Brief: Every record should be copied exactly, except that pictures are to be omitted.

(Stored entries)
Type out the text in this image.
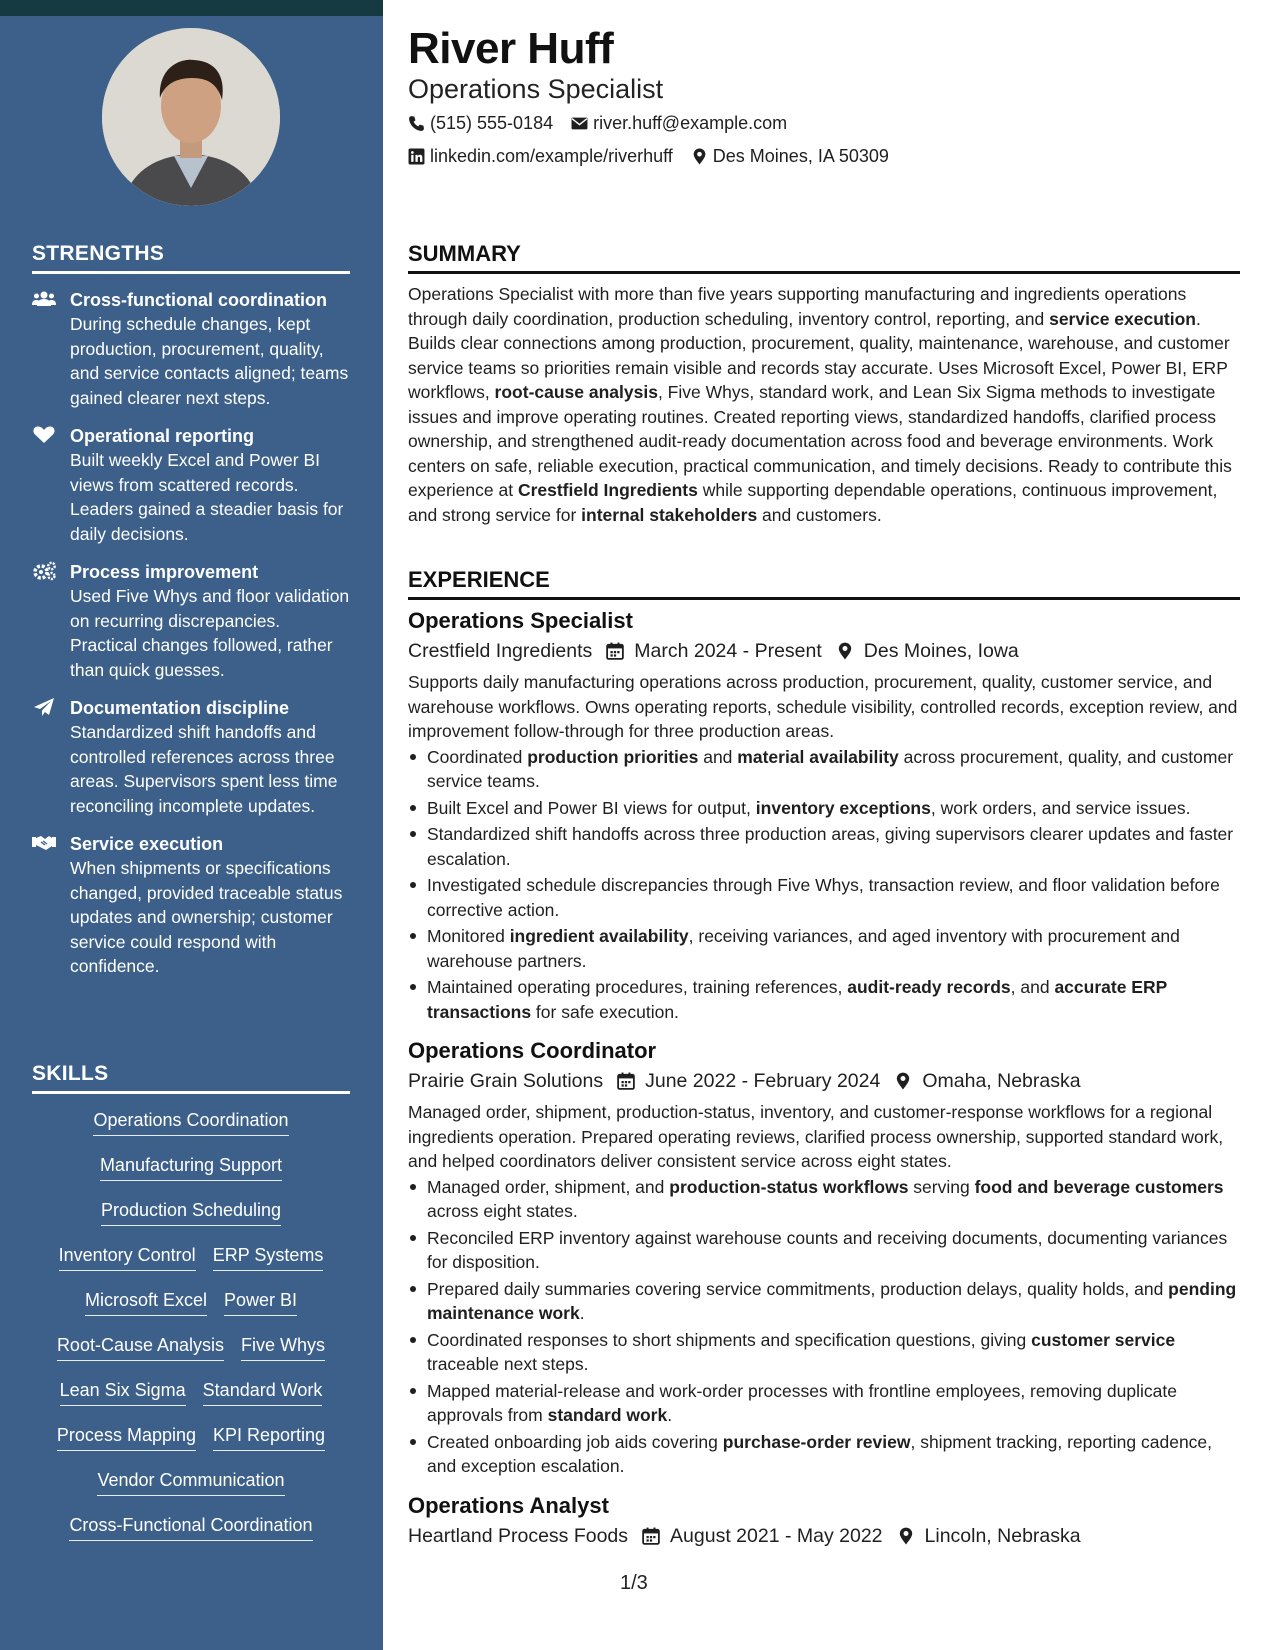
STRENGTHS
Cross-functional coordination
During schedule changes, kept production, procurement, quality, and service contacts aligned; teams gained clearer next steps.
Operational reporting
Built weekly Excel and Power BI views from scattered records. Leaders gained a steadier basis for daily decisions.
Process improvement
Used Five Whys and floor validation on recurring discrepancies. Practical changes followed, rather than quick guesses.
Documentation discipline
Standardized shift handoffs and controlled references across three areas. Supervisors spent less time reconciling incomplete updates.
Service execution
When shipments or specifications changed, provided traceable status updates and ownership; customer service could respond with confidence.
SKILLS
Operations Coordination
Manufacturing Support
Production Scheduling
Inventory Control ERP Systems
Microsoft Excel Power BI
Root-Cause Analysis Five Whys
Lean Six Sigma Standard Work
Process Mapping KPI Reporting
Vendor Communication
Cross-Functional Coordination
River Huff
Operations Specialist
(515) 555-0184 river.huff@example.com
linkedin.com/example/riverhuff Des Moines, IA 50309
SUMMARY

Operations Specialist with more than five years supporting manufacturing and ingredients operations through daily coordination, production scheduling, inventory control, reporting, and service execution. Builds clear connections among production, procurement, quality, maintenance, warehouse, and customer service teams so priorities remain visible and records stay accurate. Uses Microsoft Excel, Power BI, ERP workflows, root-cause analysis, Five Whys, standard work, and Lean Six Sigma methods to investigate issues and improve operating routines. Created reporting views, standardized handoffs, clarified process ownership, and strengthened audit-ready documentation across food and beverage environments. Work centers on safe, reliable execution, practical communication, and timely decisions. Ready to contribute this experience at Crestfield Ingredients while supporting dependable operations, continuous improvement, and strong service for internal stakeholders and customers.

EXPERIENCE
Operations Specialist
Crestfield Ingredients March 2024 - Present Des Moines, Iowa

Supports daily manufacturing operations across production, procurement, quality, customer service, and warehouse workflows. Owns operating reports, schedule visibility, controlled records, exception review, and improvement follow-through for three production areas.

Coordinated production priorities and material availability across procurement, quality, and customer service teams.
Built Excel and Power BI views for output, inventory exceptions, work orders, and service issues.
Standardized shift handoffs across three production areas, giving supervisors clearer updates and faster escalation.
Investigated schedule discrepancies through Five Whys, transaction review, and floor validation before corrective action.
Monitored ingredient availability, receiving variances, and aged inventory with procurement and warehouse partners.
Maintained operating procedures, training references, audit-ready records, and accurate ERP transactions for safe execution.
Operations Coordinator
Prairie Grain Solutions June 2022 - February 2024 Omaha, Nebraska

Managed order, shipment, production-status, inventory, and customer-response workflows for a regional ingredients operation. Prepared operating reviews, clarified process ownership, supported standard work, and helped coordinators deliver consistent service across eight states.

Managed order, shipment, and production-status workflows serving food and beverage customers across eight states.
Reconciled ERP inventory against warehouse counts and receiving documents, documenting variances for disposition.
Prepared daily summaries covering service commitments, production delays, quality holds, and pending maintenance work.
Coordinated responses to short shipments and specification questions, giving customer service traceable next steps.
Mapped material-release and work-order processes with frontline employees, removing duplicate approvals from standard work.
Created onboarding job aids covering purchase-order review, shipment tracking, reporting cadence, and exception escalation.
Operations Analyst
Heartland Process Foods August 2021 - May 2022 Lincoln, Nebraska
1/3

Finished exercise:
Type out the text in this image.
STRENGTHS
Cross-functional coordination
During schedule changes, kept production, procurement, quality, and service contacts aligned; teams gained clearer next steps.
Operational reporting
Built weekly Excel and Power BI views from scattered records. Leaders gained a steadier basis for daily decisions.
Process improvement
Used Five Whys and floor validation on recurring discrepancies. Practical changes followed, rather than quick guesses.
Documentation discipline
Standardized shift handoffs and controlled references across three areas. Supervisors spent less time reconciling incomplete updates.
Service execution
When shipments or specifications changed, provided traceable status updates and ownership; customer service could respond with confidence.
SKILLS
Operations Coordination
Manufacturing Support
Production Scheduling
Inventory Control ERP Systems
Microsoft Excel Power BI
Root-Cause Analysis Five Whys
Lean Six Sigma Standard Work
Process Mapping KPI Reporting
Vendor Communication
Cross-Functional Coordination
River Huff
Operations Specialist
(515) 555-0184 river.huff@example.com
linkedin.com/example/riverhuff Des Moines, IA 50309
SUMMARY

Operations Specialist with more than five years supporting manufacturing and ingredients operations through daily coordination, production scheduling, inventory control, reporting, and service execution. Builds clear connections among production, procurement, quality, maintenance, warehouse, and customer service teams so priorities remain visible and records stay accurate. Uses Microsoft Excel, Power BI, ERP workflows, root-cause analysis, Five Whys, standard work, and Lean Six Sigma methods to investigate issues and improve operating routines. Created reporting views, standardized handoffs, clarified process ownership, and strengthened audit-ready documentation across food and beverage environments. Work centers on safe, reliable execution, practical communication, and timely decisions. Ready to contribute this experience at Crestfield Ingredients while supporting dependable operations, continuous improvement, and strong service for internal stakeholders and customers.

EXPERIENCE
Operations Specialist
Crestfield Ingredients March 2024 - Present Des Moines, Iowa

Supports daily manufacturing operations across production, procurement, quality, customer service, and warehouse workflows. Owns operating reports, schedule visibility, controlled records, exception review, and improvement follow-through for three production areas.

Coordinated production priorities and material availability across procurement, quality, and customer service teams.
Built Excel and Power BI views for output, inventory exceptions, work orders, and service issues.
Standardized shift handoffs across three production areas, giving supervisors clearer updates and faster escalation.
Investigated schedule discrepancies through Five Whys, transaction review, and floor validation before corrective action.
Monitored ingredient availability, receiving variances, and aged inventory with procurement and warehouse partners.
Maintained operating procedures, training references, audit-ready records, and accurate ERP transactions for safe execution.
Operations Coordinator
Prairie Grain Solutions June 2022 - February 2024 Omaha, Nebraska

Managed order, shipment, production-status, inventory, and customer-response workflows for a regional ingredients operation. Prepared operating reviews, clarified process ownership, supported standard work, and helped coordinators deliver consistent service across eight states.

Managed order, shipment, and production-status workflows serving food and beverage customers across eight states.
Reconciled ERP inventory against warehouse counts and receiving documents, documenting variances for disposition.
Prepared daily summaries covering service commitments, production delays, quality holds, and pending maintenance work.
Coordinated responses to short shipments and specification questions, giving customer service traceable next steps.
Mapped material-release and work-order processes with frontline employees, removing duplicate approvals from standard work.
Created onboarding job aids covering purchase-order review, shipment tracking, reporting cadence, and exception escalation.
Operations Analyst
Heartland Process Foods August 2021 - May 2022 Lincoln, Nebraska
1/3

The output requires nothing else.